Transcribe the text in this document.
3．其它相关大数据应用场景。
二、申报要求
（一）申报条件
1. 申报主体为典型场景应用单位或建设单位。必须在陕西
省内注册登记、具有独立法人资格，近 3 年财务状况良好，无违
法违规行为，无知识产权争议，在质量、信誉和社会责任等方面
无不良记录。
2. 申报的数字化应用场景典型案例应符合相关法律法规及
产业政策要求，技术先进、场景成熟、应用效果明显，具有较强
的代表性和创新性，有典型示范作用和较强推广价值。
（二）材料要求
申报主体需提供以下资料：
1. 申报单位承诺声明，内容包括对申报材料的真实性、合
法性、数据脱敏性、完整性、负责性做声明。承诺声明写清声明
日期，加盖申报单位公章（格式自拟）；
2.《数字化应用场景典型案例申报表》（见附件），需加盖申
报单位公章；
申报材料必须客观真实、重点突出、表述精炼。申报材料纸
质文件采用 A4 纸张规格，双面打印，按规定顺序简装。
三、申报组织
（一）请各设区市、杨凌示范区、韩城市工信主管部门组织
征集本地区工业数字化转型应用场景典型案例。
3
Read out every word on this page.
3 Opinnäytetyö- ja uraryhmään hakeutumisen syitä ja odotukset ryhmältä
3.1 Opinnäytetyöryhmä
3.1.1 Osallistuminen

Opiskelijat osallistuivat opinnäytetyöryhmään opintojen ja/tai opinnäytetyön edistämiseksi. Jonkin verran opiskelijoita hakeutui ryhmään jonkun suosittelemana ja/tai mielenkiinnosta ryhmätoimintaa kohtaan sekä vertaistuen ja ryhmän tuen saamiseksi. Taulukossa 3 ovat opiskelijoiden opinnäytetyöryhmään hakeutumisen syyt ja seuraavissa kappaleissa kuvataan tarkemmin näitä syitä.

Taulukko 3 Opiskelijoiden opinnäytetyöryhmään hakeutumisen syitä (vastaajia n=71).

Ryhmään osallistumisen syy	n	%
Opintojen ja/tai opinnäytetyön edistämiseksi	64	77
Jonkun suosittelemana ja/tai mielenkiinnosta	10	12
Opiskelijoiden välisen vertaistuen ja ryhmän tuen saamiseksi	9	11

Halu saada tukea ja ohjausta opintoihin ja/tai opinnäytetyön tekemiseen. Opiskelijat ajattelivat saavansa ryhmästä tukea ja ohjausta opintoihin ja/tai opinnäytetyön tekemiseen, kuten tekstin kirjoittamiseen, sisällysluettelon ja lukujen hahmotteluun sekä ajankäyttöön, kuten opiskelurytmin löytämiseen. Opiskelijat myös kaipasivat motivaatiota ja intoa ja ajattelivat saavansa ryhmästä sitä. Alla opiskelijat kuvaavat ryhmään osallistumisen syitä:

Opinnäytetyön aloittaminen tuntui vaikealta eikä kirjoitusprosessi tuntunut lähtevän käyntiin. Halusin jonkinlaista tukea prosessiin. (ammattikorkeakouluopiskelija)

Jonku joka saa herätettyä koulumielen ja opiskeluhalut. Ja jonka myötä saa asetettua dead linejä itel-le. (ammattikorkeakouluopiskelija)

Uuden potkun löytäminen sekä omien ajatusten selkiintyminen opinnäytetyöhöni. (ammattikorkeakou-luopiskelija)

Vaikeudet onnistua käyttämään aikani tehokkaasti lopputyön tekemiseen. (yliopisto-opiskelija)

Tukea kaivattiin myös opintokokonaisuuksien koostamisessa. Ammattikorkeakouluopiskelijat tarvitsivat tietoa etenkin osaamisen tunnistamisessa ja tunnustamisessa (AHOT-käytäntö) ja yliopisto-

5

--

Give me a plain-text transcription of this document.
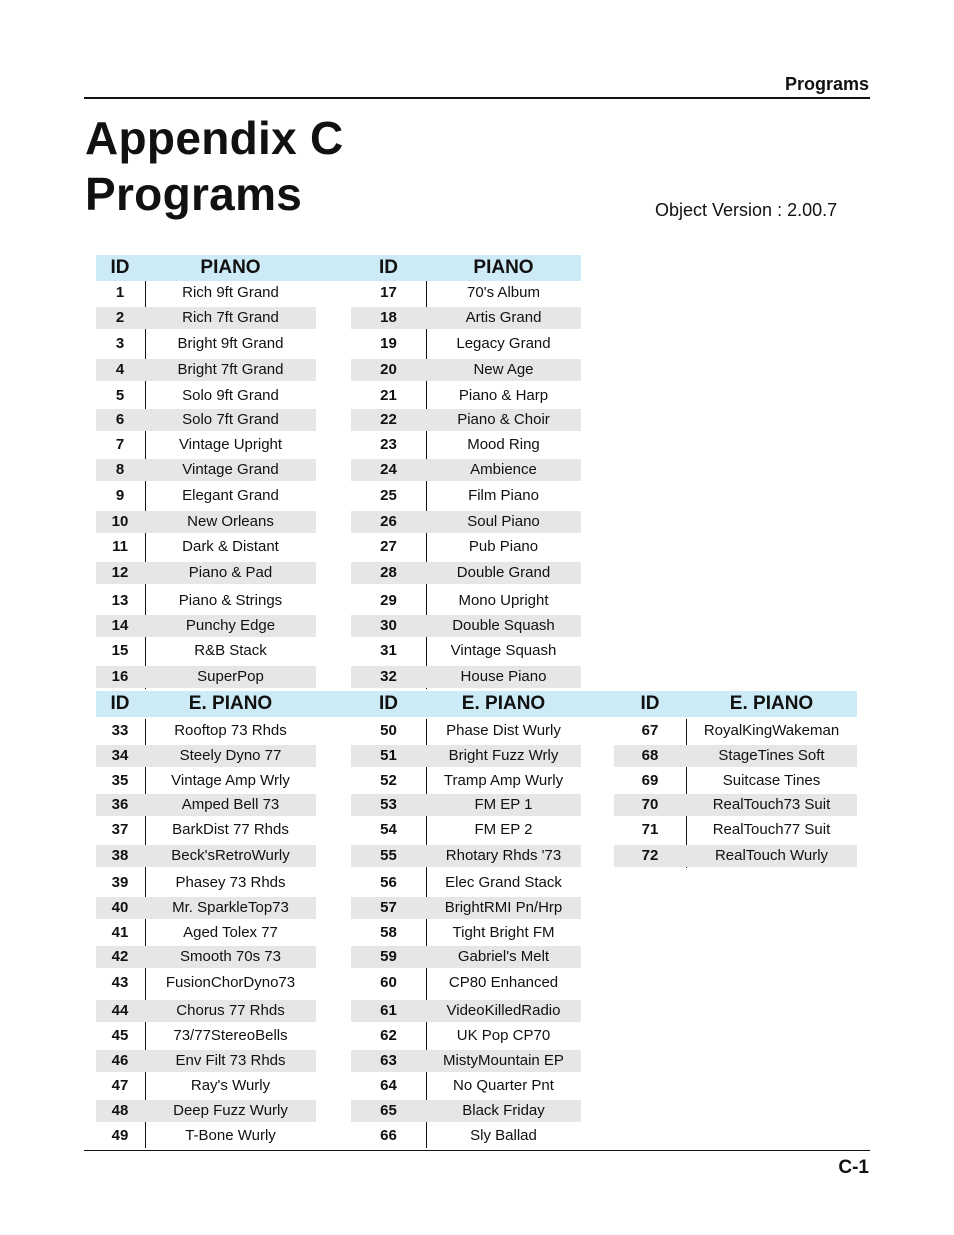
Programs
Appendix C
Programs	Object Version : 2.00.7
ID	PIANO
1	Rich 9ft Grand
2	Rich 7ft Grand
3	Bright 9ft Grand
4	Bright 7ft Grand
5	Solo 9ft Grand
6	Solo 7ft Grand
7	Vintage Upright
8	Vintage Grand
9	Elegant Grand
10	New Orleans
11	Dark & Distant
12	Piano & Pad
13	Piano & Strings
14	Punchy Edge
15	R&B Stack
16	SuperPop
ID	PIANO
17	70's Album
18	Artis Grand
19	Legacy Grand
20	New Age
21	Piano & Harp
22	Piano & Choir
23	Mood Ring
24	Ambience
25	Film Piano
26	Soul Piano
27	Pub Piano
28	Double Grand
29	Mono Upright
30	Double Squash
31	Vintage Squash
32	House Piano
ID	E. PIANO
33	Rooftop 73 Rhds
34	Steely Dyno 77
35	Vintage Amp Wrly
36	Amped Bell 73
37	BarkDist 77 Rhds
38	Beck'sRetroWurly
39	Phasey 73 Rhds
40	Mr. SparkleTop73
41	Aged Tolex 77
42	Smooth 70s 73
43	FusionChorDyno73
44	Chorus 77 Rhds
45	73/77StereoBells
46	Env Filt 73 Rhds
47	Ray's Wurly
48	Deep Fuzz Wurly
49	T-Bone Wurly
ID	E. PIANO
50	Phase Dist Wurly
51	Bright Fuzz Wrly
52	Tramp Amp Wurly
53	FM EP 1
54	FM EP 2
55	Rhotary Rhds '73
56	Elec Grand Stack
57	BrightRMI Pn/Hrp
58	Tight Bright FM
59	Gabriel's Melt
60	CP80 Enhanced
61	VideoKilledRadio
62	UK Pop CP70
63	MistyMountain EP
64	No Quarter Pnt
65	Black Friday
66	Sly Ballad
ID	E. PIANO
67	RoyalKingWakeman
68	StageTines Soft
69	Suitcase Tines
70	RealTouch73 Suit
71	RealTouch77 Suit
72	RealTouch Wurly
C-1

* * *

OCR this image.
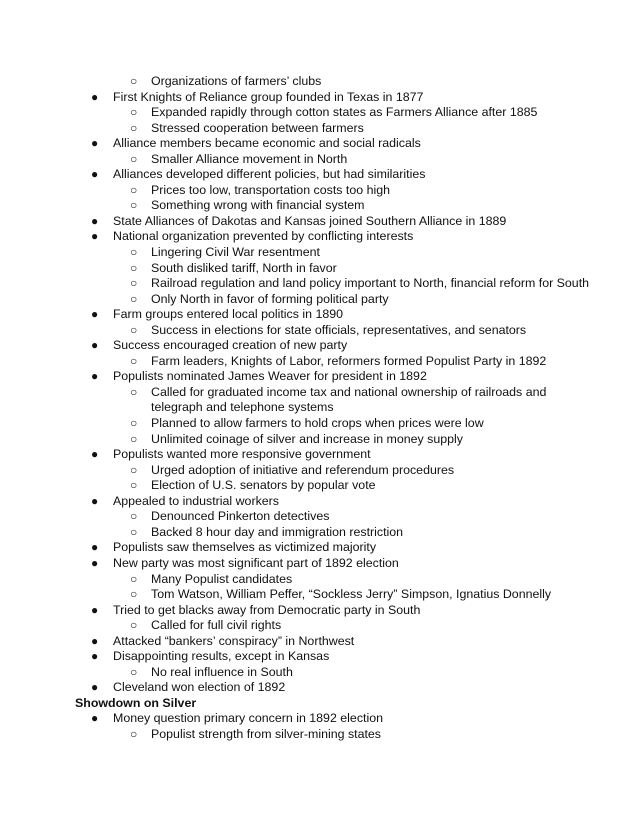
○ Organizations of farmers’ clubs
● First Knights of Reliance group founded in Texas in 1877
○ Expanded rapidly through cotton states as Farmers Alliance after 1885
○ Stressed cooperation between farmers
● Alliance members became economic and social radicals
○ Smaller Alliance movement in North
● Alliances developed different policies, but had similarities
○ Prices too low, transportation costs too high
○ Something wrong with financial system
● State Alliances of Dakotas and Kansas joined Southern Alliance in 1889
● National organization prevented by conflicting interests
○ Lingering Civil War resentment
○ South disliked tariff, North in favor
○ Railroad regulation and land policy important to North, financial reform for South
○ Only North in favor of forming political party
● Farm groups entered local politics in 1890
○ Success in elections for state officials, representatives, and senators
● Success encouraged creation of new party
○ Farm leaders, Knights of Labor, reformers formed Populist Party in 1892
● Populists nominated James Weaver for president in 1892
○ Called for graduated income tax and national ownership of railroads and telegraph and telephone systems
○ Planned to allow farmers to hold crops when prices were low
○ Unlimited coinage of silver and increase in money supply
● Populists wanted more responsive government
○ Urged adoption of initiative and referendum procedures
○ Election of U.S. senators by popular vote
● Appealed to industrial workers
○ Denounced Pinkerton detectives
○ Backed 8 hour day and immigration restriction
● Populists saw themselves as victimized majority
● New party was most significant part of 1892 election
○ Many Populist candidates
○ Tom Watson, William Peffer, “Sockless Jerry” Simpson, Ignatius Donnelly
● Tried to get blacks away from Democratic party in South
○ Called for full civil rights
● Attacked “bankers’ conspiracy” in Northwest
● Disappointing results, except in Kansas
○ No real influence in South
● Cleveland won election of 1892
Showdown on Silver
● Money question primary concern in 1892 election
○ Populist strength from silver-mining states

- [SET TASK]:
Return every line above in which the string "Success" occurs.

- [ANSWER FOR THIS EXERCISE]:
○ Success in elections for state officials, representatives, and senators
● Success encouraged creation of new party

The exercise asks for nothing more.